**AIM**
Carry none of the pictures over; write out the complete data exactly.

**DATA IN THIS EXERCISE**
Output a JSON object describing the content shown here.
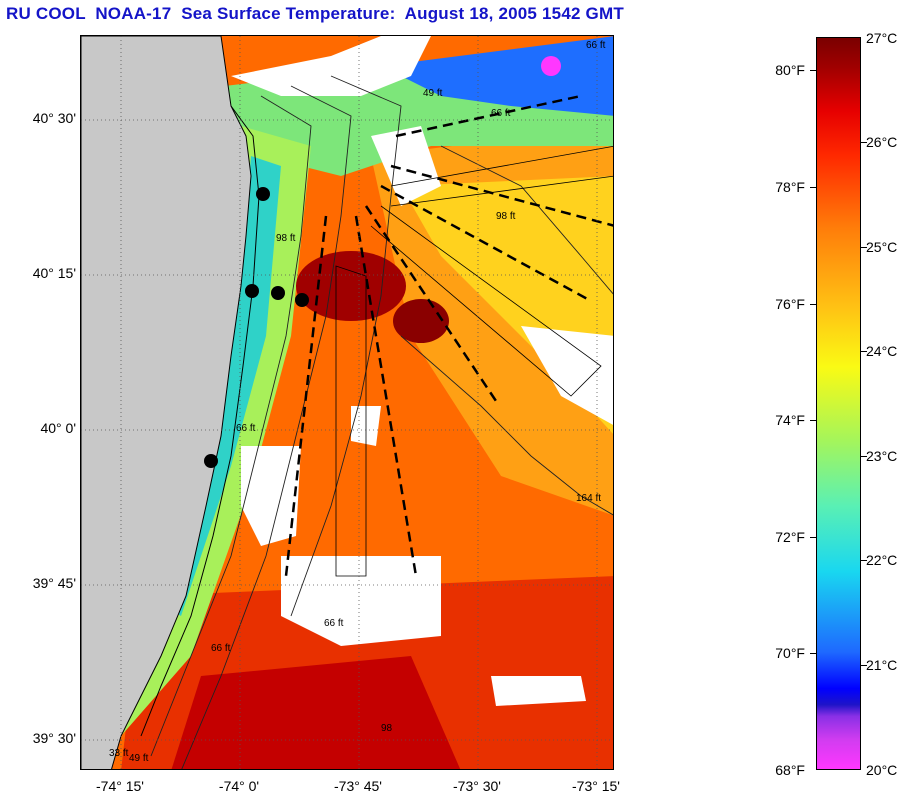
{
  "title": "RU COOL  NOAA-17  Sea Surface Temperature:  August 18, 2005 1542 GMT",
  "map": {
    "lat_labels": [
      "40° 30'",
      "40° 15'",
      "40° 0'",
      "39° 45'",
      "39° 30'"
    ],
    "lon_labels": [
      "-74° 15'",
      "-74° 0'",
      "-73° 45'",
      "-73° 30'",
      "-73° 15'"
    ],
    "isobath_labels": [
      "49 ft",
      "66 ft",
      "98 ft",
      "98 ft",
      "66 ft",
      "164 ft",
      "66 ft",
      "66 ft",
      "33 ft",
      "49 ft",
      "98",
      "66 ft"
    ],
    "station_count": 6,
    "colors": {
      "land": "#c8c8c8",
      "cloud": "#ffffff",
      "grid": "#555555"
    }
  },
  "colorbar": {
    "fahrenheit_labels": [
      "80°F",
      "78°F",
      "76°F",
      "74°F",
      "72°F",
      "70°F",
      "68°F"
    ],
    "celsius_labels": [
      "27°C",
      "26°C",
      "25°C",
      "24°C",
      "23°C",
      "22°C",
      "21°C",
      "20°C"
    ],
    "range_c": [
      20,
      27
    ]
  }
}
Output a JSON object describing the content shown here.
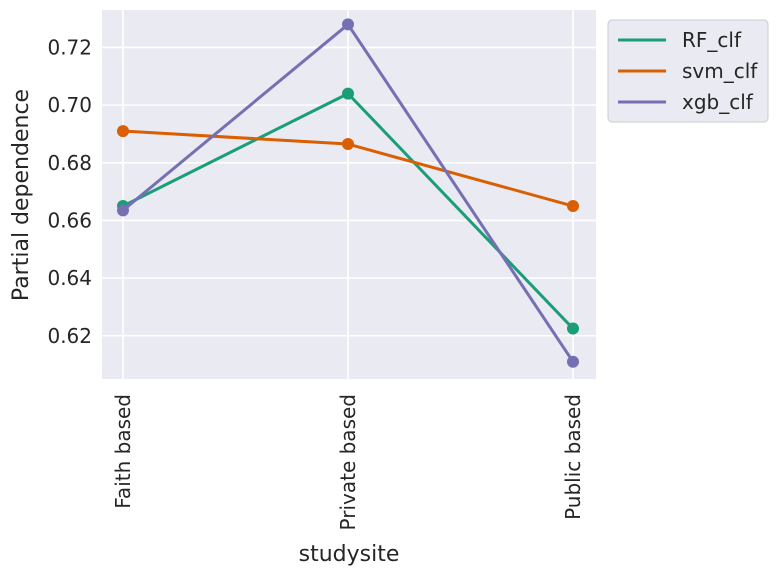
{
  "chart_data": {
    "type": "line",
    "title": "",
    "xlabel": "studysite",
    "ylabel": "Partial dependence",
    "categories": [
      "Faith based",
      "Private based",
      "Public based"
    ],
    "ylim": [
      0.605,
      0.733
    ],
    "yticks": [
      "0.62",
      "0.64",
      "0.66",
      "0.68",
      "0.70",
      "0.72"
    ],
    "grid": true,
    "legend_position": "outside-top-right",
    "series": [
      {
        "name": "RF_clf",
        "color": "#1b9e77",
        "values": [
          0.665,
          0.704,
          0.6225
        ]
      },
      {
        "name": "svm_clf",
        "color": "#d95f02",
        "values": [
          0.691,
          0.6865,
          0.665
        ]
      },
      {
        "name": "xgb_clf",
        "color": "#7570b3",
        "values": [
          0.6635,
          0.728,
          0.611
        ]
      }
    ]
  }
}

**OUTPUT FOR THIS TASK**
Output a JSON object describing the content shown here.
{
  "title": "RU COOL  NOAA-17  Sea Surface Temperature:  August 18, 2005 1542 GMT",
  "map": {
    "lat_labels": [
      "40° 30'",
      "40° 15'",
      "40° 0'",
      "39° 45'",
      "39° 30'"
    ],
    "lon_labels": [
      "-74° 15'",
      "-74° 0'",
      "-73° 45'",
      "-73° 30'",
      "-73° 15'"
    ],
    "isobath_labels": [
      "49 ft",
      "66 ft",
      "98 ft",
      "98 ft",
      "66 ft",
      "164 ft",
      "66 ft",
      "66 ft",
      "33 ft",
      "49 ft",
      "98",
      "66 ft"
    ],
    "station_count": 6,
    "colors": {
      "land": "#c8c8c8",
      "cloud": "#ffffff",
      "grid": "#555555"
    }
  },
  "colorbar": {
    "fahrenheit_labels": [
      "80°F",
      "78°F",
      "76°F",
      "74°F",
      "72°F",
      "70°F",
      "68°F"
    ],
    "celsius_labels": [
      "27°C",
      "26°C",
      "25°C",
      "24°C",
      "23°C",
      "22°C",
      "21°C",
      "20°C"
    ],
    "range_c": [
      20,
      27
    ]
  }
}
Output a JSON object describing the content shown here.
{
  "chart_data": {
    "type": "line",
    "title": "",
    "xlabel": "studysite",
    "ylabel": "Partial dependence",
    "categories": [
      "Faith based",
      "Private based",
      "Public based"
    ],
    "ylim": [
      0.605,
      0.733
    ],
    "yticks": [
      "0.62",
      "0.64",
      "0.66",
      "0.68",
      "0.70",
      "0.72"
    ],
    "grid": true,
    "legend_position": "outside-top-right",
    "series": [
      {
        "name": "RF_clf",
        "color": "#1b9e77",
        "values": [
          0.665,
          0.704,
          0.6225
        ]
      },
      {
        "name": "svm_clf",
        "color": "#d95f02",
        "values": [
          0.691,
          0.6865,
          0.665
        ]
      },
      {
        "name": "xgb_clf",
        "color": "#7570b3",
        "values": [
          0.6635,
          0.728,
          0.611
        ]
      }
    ]
  }
}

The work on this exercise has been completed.